§ **Exercise prompt**:
Repeat every line below exactly, word for word.

Records from a collection of figures:
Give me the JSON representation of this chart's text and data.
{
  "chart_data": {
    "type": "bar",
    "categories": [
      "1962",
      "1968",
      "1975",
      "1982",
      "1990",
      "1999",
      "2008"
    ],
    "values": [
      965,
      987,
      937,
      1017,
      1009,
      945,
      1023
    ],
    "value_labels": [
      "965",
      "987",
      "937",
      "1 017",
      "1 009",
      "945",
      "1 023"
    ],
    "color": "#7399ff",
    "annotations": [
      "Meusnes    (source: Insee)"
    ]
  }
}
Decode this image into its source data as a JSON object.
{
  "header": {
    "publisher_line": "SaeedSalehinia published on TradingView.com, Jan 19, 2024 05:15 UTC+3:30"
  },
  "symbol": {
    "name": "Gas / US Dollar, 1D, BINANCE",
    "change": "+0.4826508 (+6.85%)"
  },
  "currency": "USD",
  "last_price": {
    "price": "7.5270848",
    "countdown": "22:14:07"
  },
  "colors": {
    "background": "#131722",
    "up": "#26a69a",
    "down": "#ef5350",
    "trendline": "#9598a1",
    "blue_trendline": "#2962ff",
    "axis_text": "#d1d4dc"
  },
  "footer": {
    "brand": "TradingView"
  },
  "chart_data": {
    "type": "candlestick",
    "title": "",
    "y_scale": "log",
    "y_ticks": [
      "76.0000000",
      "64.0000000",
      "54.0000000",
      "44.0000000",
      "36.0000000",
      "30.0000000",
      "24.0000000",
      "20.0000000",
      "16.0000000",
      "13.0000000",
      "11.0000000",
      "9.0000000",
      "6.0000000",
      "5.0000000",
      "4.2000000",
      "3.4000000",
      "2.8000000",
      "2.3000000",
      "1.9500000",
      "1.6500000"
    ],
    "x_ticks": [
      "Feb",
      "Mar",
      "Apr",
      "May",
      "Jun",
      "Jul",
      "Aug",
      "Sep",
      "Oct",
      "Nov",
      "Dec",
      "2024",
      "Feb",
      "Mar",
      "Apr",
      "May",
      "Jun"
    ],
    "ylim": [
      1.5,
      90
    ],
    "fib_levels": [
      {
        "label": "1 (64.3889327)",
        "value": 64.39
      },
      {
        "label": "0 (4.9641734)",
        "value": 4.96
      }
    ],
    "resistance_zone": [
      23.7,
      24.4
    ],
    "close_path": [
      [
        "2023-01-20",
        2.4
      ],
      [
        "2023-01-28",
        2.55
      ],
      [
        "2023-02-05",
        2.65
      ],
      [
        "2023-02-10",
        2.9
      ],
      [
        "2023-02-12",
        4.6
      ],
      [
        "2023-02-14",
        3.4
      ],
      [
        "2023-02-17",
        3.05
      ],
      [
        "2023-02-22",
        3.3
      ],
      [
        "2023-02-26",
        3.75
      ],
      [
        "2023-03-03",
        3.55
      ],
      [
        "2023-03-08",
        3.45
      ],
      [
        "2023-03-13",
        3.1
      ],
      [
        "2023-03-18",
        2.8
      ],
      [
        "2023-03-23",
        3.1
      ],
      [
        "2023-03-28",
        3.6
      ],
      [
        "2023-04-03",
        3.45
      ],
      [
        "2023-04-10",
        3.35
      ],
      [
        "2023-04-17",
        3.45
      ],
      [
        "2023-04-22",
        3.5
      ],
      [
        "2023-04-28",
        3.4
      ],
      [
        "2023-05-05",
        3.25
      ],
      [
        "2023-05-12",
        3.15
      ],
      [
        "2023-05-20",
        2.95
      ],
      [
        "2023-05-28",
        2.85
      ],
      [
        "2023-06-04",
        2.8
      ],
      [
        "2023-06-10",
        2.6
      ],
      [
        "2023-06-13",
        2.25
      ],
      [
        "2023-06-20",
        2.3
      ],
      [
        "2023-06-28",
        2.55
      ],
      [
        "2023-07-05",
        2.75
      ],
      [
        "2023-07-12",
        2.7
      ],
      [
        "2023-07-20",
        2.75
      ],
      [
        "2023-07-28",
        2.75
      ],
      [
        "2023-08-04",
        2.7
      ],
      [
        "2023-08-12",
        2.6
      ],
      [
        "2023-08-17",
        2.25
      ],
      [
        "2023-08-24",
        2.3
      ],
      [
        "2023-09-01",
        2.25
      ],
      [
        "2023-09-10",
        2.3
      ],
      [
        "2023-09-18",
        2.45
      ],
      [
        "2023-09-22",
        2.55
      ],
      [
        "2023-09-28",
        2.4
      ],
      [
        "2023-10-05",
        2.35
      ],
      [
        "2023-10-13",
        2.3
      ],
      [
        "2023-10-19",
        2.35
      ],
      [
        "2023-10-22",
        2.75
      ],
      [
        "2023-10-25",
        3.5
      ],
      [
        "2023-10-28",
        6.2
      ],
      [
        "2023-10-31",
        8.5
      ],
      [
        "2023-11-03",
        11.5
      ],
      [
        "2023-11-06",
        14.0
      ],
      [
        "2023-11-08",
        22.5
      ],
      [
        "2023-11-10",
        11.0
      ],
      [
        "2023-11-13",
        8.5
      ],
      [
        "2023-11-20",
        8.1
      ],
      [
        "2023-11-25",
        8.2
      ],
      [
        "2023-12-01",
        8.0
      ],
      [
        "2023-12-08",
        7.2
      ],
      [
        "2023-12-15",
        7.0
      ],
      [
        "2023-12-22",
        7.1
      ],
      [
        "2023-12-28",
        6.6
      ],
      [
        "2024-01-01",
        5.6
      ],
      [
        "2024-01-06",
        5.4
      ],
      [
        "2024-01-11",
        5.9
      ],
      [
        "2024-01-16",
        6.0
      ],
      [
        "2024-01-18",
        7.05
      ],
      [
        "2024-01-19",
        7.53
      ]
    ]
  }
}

§ **Written answer**:
Give me the JSON representation of this chart's text and data.
{
  "chart_data": {
    "type": "bar",
    "categories": [
      "1962",
      "1968",
      "1975",
      "1982",
      "1990",
      "1999",
      "2008"
    ],
    "values": [
      965,
      987,
      937,
      1017,
      1009,
      945,
      1023
    ],
    "value_labels": [
      "965",
      "987",
      "937",
      "1 017",
      "1 009",
      "945",
      "1 023"
    ],
    "color": "#7399ff",
    "annotations": [
      "Meusnes    (source: Insee)"
    ]
  }
}
Decode this image into its source data as a JSON object.
{
  "header": {
    "publisher_line": "SaeedSalehinia published on TradingView.com, Jan 19, 2024 05:15 UTC+3:30"
  },
  "symbol": {
    "name": "Gas / US Dollar, 1D, BINANCE",
    "change": "+0.4826508 (+6.85%)"
  },
  "currency": "USD",
  "last_price": {
    "price": "7.5270848",
    "countdown": "22:14:07"
  },
  "colors": {
    "background": "#131722",
    "up": "#26a69a",
    "down": "#ef5350",
    "trendline": "#9598a1",
    "blue_trendline": "#2962ff",
    "axis_text": "#d1d4dc"
  },
  "footer": {
    "brand": "TradingView"
  },
  "chart_data": {
    "type": "candlestick",
    "title": "",
    "y_scale": "log",
    "y_ticks": [
      "76.0000000",
      "64.0000000",
      "54.0000000",
      "44.0000000",
      "36.0000000",
      "30.0000000",
      "24.0000000",
      "20.0000000",
      "16.0000000",
      "13.0000000",
      "11.0000000",
      "9.0000000",
      "6.0000000",
      "5.0000000",
      "4.2000000",
      "3.4000000",
      "2.8000000",
      "2.3000000",
      "1.9500000",
      "1.6500000"
    ],
    "x_ticks": [
      "Feb",
      "Mar",
      "Apr",
      "May",
      "Jun",
      "Jul",
      "Aug",
      "Sep",
      "Oct",
      "Nov",
      "Dec",
      "2024",
      "Feb",
      "Mar",
      "Apr",
      "May",
      "Jun"
    ],
    "ylim": [
      1.5,
      90
    ],
    "fib_levels": [
      {
        "label": "1 (64.3889327)",
        "value": 64.39
      },
      {
        "label": "0 (4.9641734)",
        "value": 4.96
      }
    ],
    "resistance_zone": [
      23.7,
      24.4
    ],
    "close_path": [
      [
        "2023-01-20",
        2.4
      ],
      [
        "2023-01-28",
        2.55
      ],
      [
        "2023-02-05",
        2.65
      ],
      [
        "2023-02-10",
        2.9
      ],
      [
        "2023-02-12",
        4.6
      ],
      [
        "2023-02-14",
        3.4
      ],
      [
        "2023-02-17",
        3.05
      ],
      [
        "2023-02-22",
        3.3
      ],
      [
        "2023-02-26",
        3.75
      ],
      [
        "2023-03-03",
        3.55
      ],
      [
        "2023-03-08",
        3.45
      ],
      [
        "2023-03-13",
        3.1
      ],
      [
        "2023-03-18",
        2.8
      ],
      [
        "2023-03-23",
        3.1
      ],
      [
        "2023-03-28",
        3.6
      ],
      [
        "2023-04-03",
        3.45
      ],
      [
        "2023-04-10",
        3.35
      ],
      [
        "2023-04-17",
        3.45
      ],
      [
        "2023-04-22",
        3.5
      ],
      [
        "2023-04-28",
        3.4
      ],
      [
        "2023-05-05",
        3.25
      ],
      [
        "2023-05-12",
        3.15
      ],
      [
        "2023-05-20",
        2.95
      ],
      [
        "2023-05-28",
        2.85
      ],
      [
        "2023-06-04",
        2.8
      ],
      [
        "2023-06-10",
        2.6
      ],
      [
        "2023-06-13",
        2.25
      ],
      [
        "2023-06-20",
        2.3
      ],
      [
        "2023-06-28",
        2.55
      ],
      [
        "2023-07-05",
        2.75
      ],
      [
        "2023-07-12",
        2.7
      ],
      [
        "2023-07-20",
        2.75
      ],
      [
        "2023-07-28",
        2.75
      ],
      [
        "2023-08-04",
        2.7
      ],
      [
        "2023-08-12",
        2.6
      ],
      [
        "2023-08-17",
        2.25
      ],
      [
        "2023-08-24",
        2.3
      ],
      [
        "2023-09-01",
        2.25
      ],
      [
        "2023-09-10",
        2.3
      ],
      [
        "2023-09-18",
        2.45
      ],
      [
        "2023-09-22",
        2.55
      ],
      [
        "2023-09-28",
        2.4
      ],
      [
        "2023-10-05",
        2.35
      ],
      [
        "2023-10-13",
        2.3
      ],
      [
        "2023-10-19",
        2.35
      ],
      [
        "2023-10-22",
        2.75
      ],
      [
        "2023-10-25",
        3.5
      ],
      [
        "2023-10-28",
        6.2
      ],
      [
        "2023-10-31",
        8.5
      ],
      [
        "2023-11-03",
        11.5
      ],
      [
        "2023-11-06",
        14.0
      ],
      [
        "2023-11-08",
        22.5
      ],
      [
        "2023-11-10",
        11.0
      ],
      [
        "2023-11-13",
        8.5
      ],
      [
        "2023-11-20",
        8.1
      ],
      [
        "2023-11-25",
        8.2
      ],
      [
        "2023-12-01",
        8.0
      ],
      [
        "2023-12-08",
        7.2
      ],
      [
        "2023-12-15",
        7.0
      ],
      [
        "2023-12-22",
        7.1
      ],
      [
        "2023-12-28",
        6.6
      ],
      [
        "2024-01-01",
        5.6
      ],
      [
        "2024-01-06",
        5.4
      ],
      [
        "2024-01-11",
        5.9
      ],
      [
        "2024-01-16",
        6.0
      ],
      [
        "2024-01-18",
        7.05
      ],
      [
        "2024-01-19",
        7.53
      ]
    ]
  }
}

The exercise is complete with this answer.